*Page extract*:
• • •
Rome Review: Paul Verhoeven’s Partially Crowdsourced ‘Tricked’ Is A Short, Wickedly Enjoyable Soap Opera

nullIt’s actually just the tip of an iceberg that encompasses an online component, mobile apps and a TV show in his native Netherlands, but Paul Verhoeven’s 50-minute-long “Tricked” (“Steekspel") provided what the Rome Film Festival so far has rather lacked: sheer entertainment value. A twisty-turny arch drama in which a philandering man’s chickens come home to roost in every area of his life, it feels like not a single scene passes without a major revelation occurring somewhere. As a result it’s kind of a blast, with fully enough plot to fill a two-hour feature crammed efficiently into less than half that time in a manner that demands nothing from you except that you enjoy the ride.

The story begins with a birthday party, shot in a loose, handheld style that almost seems dogme-influenced until the first of the soapy elements comes into play: Nadya, a young woman with whom the birthday boy had an extramarital affair, shows up at the party heavily pregnant, setting tongues wagging and putting cats amongst pigeons. To say any more would spoil the pleasure of trying to work out for yourselves ahead of time which secret is going to be exposed next and what hidden agenda it will reveal, but in any case, the real story of “Tricked” is not its plot, but how it came into being. 

nullThe brainchild of producer Rene Mioch, the idea was that, under the guardianship and eventual direction of Verhoeven, writer Kim van Kooten would write the first five pages of a script, which would then be released to the Dutch public. Through various channels the public were encouraged to participate in various ways – either by filming the five pages as written (resulting in a lot of different retellings of the same couple of scenes), or by submitting, in several chronological instalments, their ideas for where the story should go next. In the end, Verhoeven found himself sifting through hundreds upon hundreds of scripts for each installment, which he would shoot without him, or his actors, knowing what the following one would be. It undoubtedly works to the film’s advantage, as part of the reason we might fail to see around the next corner is that the actors are themselves in the dark, and so their performances in one scene give no subconcious information away about the next.
• • •
Layout element entries:
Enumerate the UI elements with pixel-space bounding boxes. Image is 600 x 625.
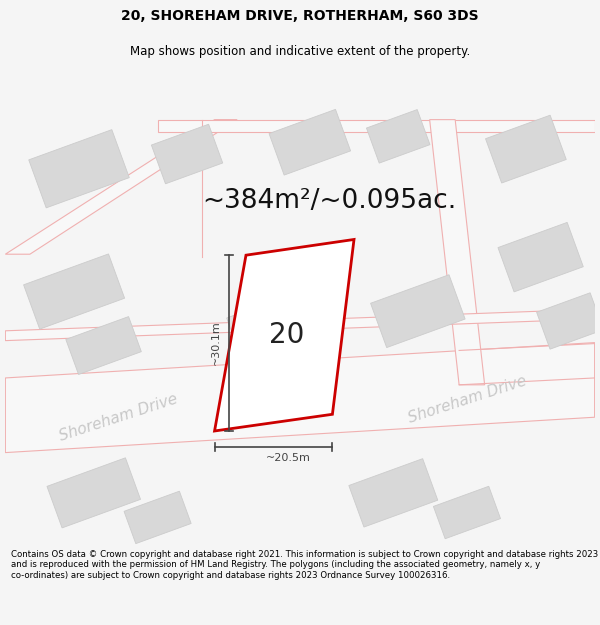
Polygon shape <box>536 292 600 349</box>
Polygon shape <box>66 317 142 374</box>
Text: ~20.5m: ~20.5m <box>266 454 311 464</box>
Polygon shape <box>371 275 465 348</box>
Polygon shape <box>349 459 438 527</box>
Text: Shoreham Drive: Shoreham Drive <box>406 373 528 426</box>
Text: Shoreham Drive: Shoreham Drive <box>57 391 179 444</box>
Polygon shape <box>367 109 430 163</box>
Polygon shape <box>158 119 595 132</box>
Polygon shape <box>124 491 191 544</box>
Polygon shape <box>5 309 595 341</box>
Text: ~30.1m: ~30.1m <box>211 321 221 366</box>
Text: 20: 20 <box>269 321 304 349</box>
Polygon shape <box>227 293 314 369</box>
Polygon shape <box>47 458 140 528</box>
Polygon shape <box>5 342 595 452</box>
Text: Contains OS data © Crown copyright and database right 2021. This information is : Contains OS data © Crown copyright and d… <box>11 550 598 580</box>
Polygon shape <box>5 119 237 254</box>
Text: 20, SHOREHAM DRIVE, ROTHERHAM, S60 3DS: 20, SHOREHAM DRIVE, ROTHERHAM, S60 3DS <box>121 9 479 23</box>
Polygon shape <box>485 115 566 183</box>
Polygon shape <box>269 109 350 175</box>
Polygon shape <box>433 486 500 539</box>
Text: Map shows position and indicative extent of the property.: Map shows position and indicative extent… <box>130 45 470 58</box>
Polygon shape <box>29 129 129 208</box>
Polygon shape <box>151 124 223 184</box>
Polygon shape <box>23 254 125 329</box>
Polygon shape <box>498 222 583 292</box>
Text: ~384m²/~0.095ac.: ~384m²/~0.095ac. <box>202 188 457 214</box>
Polygon shape <box>215 239 354 431</box>
Polygon shape <box>430 119 485 385</box>
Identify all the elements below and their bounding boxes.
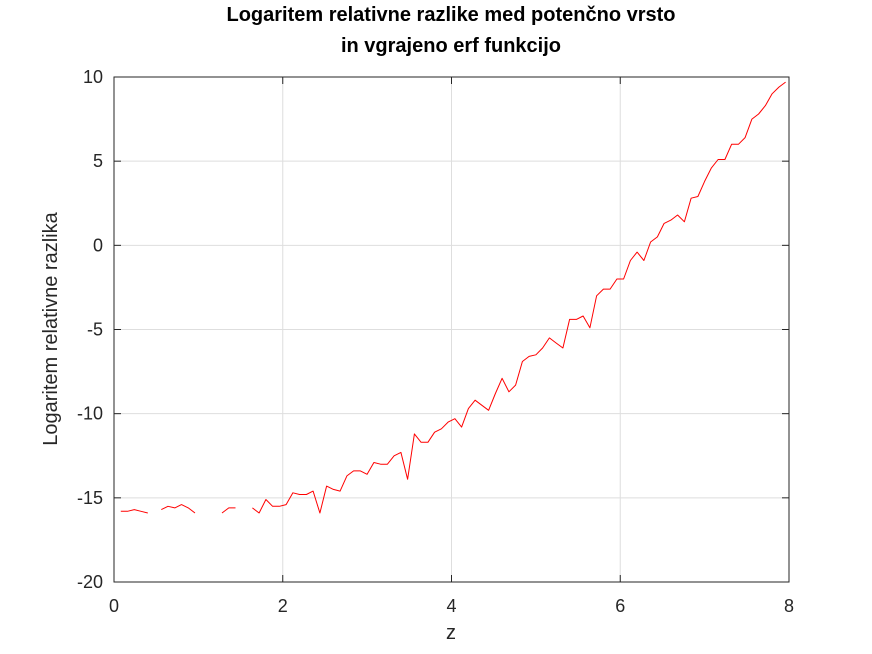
• • •
*Work instructions*:
• a. In the review of Paul Verhoeven's "Tricked," who wrote the first five pages of the script?
• b. Please reproduce the passage of the "Tricked" film review starting with "The story begins" and going on through "came into being.".
• c. Resume the "Tricked" film review from the point where the text ends.

*Answers below*:
• a. Kim van Kooten

• b.
The story begins with a birthday party, shot in a loose, handheld style that almost seems dogme-influenced until the first of the soapy elements comes into play: Nadya, a young woman with whom the birthday boy had an extramarital affair, shows up at the party heavily pregnant, setting tongues wagging and putting cats amongst pigeons. To say any more would spoil the pleasure of trying to work out for yourselves ahead of time which secret is going to be exposed next and what hidden agenda it will reveal, but in any case, the real story of “Tricked” is not its plot, but how it came into being.

• c.
Truthfully, though, the audience participation side of the project made us both intrigued and wary of the film at first. Call us cynical, but “crowdsourced” can become a byword for judgement by committee, which in our experience has pretty much never led to anything other than shite. But where the producers avoided that was in hiring Verhoeven, (who if nothing else has serious storytelling chops) and then giving him not just input, but control over which parts of which scripts would be chosen, and how those disparate elements would be knitted back into a coherent film. In the discussion that followed the screening, Verhoeven admitted that he had expected to maybe get 50 scripts in, not the 700 that he finally did receive, and that out of those he thought maybe three, maybe one, would be usable in its entirety. Instead, he found himself following certain ideas from one submission, and tracking them into a notion from another. Not only did this create the logistical issue of him and his writers having to go through every page of every script to mine for tiny nuggets (they used some kind of color-coding system, apparently), but then what do you do with that pile of post-its at the end? Verhoeven’s answer was refreshingly traditional, for all this project’s experimental feel: you need a professional writer, or two, someone who understands the rules of drama, to take these beats and make them flow. So no, he’s not advocating the excision of the writer from the process at all. In fact, he said, the submissions he thought least of were the ones that did not respect van Kooten’s original intentions in those first five pages – her tone, her humour, her style.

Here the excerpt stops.